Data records

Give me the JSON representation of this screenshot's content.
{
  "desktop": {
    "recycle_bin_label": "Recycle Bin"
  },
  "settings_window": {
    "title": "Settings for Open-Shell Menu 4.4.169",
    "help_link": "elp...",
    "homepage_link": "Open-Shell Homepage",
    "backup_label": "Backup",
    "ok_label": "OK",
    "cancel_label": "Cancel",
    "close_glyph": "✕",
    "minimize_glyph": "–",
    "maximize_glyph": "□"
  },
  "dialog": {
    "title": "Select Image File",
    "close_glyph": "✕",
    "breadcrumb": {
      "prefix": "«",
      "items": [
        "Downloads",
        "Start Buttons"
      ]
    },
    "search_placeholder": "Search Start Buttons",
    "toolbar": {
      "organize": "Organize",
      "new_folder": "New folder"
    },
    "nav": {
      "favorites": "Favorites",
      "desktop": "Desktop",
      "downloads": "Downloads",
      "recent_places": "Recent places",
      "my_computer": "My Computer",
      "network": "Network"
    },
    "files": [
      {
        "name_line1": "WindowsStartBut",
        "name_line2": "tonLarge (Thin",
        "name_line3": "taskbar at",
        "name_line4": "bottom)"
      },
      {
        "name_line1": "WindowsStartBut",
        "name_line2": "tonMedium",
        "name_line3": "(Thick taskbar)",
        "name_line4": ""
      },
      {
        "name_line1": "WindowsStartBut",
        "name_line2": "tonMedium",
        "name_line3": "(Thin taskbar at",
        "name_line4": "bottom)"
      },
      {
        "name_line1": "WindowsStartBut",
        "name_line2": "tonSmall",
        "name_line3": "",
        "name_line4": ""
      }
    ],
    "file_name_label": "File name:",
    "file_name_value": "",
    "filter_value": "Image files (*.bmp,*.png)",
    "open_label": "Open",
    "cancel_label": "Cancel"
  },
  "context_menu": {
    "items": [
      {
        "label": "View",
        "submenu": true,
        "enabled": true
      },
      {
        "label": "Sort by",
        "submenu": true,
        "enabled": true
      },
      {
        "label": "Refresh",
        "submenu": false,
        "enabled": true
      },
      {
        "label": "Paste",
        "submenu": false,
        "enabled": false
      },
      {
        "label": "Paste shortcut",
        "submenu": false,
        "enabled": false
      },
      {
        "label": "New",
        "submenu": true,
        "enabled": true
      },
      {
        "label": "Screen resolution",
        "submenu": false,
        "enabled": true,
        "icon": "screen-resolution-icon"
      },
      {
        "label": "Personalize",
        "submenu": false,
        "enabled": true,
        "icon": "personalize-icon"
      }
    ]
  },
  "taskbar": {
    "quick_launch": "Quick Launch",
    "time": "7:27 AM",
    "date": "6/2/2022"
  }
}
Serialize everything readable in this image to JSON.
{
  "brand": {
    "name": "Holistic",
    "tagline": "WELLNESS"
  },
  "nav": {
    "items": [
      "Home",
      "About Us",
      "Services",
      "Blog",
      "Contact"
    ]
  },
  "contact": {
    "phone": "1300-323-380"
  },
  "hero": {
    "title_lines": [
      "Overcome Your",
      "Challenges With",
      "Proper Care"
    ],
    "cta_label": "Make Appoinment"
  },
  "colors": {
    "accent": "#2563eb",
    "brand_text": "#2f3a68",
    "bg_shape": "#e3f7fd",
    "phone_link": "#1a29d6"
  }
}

Exercise prompt = Copy each line exactly, from the line containing "Serialize everything readable" down to the last line of the material, and no other lines.

Correct output =
Serialize everything readable in this image to JSON.
{
  "brand": {
    "name": "Holistic",
    "tagline": "WELLNESS"
  },
  "nav": {
    "items": [
      "Home",
      "About Us",
      "Services",
      "Blog",
      "Contact"
    ]
  },
  "contact": {
    "phone": "1300-323-380"
  },
  "hero": {
    "title_lines": [
      "Overcome Your",
      "Challenges With",
      "Proper Care"
    ],
    "cta_label": "Make Appoinment"
  },
  "colors": {
    "accent": "#2563eb",
    "brand_text": "#2f3a68",
    "bg_shape": "#e3f7fd",
    "phone_link": "#1a29d6"
  }
}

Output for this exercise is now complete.